** START Records supplied **

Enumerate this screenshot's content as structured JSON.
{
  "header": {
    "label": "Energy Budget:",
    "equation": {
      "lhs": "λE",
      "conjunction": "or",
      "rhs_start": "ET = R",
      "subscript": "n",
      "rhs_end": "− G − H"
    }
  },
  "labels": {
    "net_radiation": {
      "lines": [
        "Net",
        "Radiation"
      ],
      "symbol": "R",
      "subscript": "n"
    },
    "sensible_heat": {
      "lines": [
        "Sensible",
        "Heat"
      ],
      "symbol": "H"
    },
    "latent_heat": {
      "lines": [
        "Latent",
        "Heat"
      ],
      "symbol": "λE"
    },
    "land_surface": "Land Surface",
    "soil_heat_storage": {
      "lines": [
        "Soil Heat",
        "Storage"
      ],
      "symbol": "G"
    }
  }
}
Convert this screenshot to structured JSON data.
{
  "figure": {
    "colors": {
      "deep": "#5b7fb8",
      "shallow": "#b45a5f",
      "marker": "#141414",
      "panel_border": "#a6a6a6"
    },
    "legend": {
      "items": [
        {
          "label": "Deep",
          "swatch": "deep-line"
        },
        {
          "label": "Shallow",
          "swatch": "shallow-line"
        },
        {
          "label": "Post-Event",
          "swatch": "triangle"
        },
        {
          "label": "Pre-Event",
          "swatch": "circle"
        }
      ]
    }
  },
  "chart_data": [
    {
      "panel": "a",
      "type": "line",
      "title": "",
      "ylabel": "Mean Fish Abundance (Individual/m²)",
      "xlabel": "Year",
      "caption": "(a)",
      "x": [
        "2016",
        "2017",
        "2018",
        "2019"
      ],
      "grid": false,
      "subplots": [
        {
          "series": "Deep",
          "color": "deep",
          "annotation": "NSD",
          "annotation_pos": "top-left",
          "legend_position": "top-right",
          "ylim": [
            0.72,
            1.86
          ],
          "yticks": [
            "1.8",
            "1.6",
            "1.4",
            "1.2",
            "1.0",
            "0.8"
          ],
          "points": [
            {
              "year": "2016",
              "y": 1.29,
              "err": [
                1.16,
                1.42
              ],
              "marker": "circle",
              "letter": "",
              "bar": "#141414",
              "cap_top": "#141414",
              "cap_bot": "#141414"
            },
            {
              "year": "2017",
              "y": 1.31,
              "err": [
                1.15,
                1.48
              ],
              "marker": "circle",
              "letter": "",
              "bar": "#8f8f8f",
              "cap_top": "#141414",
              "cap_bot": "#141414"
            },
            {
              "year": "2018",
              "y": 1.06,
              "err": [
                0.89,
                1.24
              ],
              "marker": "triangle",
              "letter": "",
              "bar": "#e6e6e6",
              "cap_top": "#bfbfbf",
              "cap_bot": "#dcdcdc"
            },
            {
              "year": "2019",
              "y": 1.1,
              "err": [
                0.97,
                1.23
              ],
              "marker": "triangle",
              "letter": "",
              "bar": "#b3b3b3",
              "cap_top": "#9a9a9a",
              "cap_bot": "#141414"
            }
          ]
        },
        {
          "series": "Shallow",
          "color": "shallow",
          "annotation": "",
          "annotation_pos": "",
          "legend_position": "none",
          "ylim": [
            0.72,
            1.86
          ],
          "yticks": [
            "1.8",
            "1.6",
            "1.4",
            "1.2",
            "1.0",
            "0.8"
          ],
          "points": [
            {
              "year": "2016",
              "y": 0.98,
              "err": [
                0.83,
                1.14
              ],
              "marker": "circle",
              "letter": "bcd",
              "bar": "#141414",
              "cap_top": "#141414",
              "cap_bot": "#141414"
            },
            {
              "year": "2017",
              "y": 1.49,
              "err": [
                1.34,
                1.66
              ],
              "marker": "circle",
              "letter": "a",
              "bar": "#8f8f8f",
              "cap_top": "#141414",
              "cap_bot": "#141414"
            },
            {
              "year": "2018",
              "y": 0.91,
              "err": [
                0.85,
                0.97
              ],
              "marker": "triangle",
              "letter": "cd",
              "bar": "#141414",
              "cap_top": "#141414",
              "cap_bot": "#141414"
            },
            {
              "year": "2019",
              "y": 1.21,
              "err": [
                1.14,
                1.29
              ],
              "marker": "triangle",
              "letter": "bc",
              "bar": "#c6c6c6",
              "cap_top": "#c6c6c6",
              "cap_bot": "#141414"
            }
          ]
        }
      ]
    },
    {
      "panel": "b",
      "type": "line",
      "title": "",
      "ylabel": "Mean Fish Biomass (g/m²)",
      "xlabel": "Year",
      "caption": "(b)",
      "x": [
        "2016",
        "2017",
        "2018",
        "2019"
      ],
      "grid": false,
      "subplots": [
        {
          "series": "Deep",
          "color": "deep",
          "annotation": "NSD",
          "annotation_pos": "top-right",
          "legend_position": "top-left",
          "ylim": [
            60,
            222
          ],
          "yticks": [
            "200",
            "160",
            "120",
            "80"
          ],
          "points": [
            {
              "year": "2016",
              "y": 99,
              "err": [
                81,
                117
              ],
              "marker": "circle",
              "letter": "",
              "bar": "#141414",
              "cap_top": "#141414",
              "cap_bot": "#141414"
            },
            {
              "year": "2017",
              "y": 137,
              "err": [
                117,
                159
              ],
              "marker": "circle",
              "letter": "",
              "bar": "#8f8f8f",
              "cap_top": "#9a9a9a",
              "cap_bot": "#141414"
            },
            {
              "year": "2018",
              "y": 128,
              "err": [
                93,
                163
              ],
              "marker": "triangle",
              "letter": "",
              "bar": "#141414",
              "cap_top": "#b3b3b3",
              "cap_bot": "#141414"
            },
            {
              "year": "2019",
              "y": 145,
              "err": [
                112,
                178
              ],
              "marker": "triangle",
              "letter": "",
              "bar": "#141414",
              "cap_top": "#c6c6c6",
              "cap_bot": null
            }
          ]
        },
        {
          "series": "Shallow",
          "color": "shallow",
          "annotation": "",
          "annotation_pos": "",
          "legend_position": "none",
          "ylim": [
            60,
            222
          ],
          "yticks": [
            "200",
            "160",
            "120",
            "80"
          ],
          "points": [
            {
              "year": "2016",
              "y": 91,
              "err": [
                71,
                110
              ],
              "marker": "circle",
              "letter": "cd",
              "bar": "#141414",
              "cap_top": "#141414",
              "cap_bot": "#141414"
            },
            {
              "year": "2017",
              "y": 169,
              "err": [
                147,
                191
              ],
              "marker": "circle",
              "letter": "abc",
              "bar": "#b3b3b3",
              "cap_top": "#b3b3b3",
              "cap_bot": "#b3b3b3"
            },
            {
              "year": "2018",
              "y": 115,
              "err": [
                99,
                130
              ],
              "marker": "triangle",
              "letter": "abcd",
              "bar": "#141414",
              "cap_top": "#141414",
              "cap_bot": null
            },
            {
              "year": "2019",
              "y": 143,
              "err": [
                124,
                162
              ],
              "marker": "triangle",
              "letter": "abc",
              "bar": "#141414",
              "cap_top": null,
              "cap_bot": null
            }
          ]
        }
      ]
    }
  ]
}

** END Records supplied **

Out of the records, collect only those lines that contain the string "Mean".

      "ylabel": "Mean Fish Abundance (Individual/m²)",
      "ylabel": "Mean Fish Biomass (g/m²)",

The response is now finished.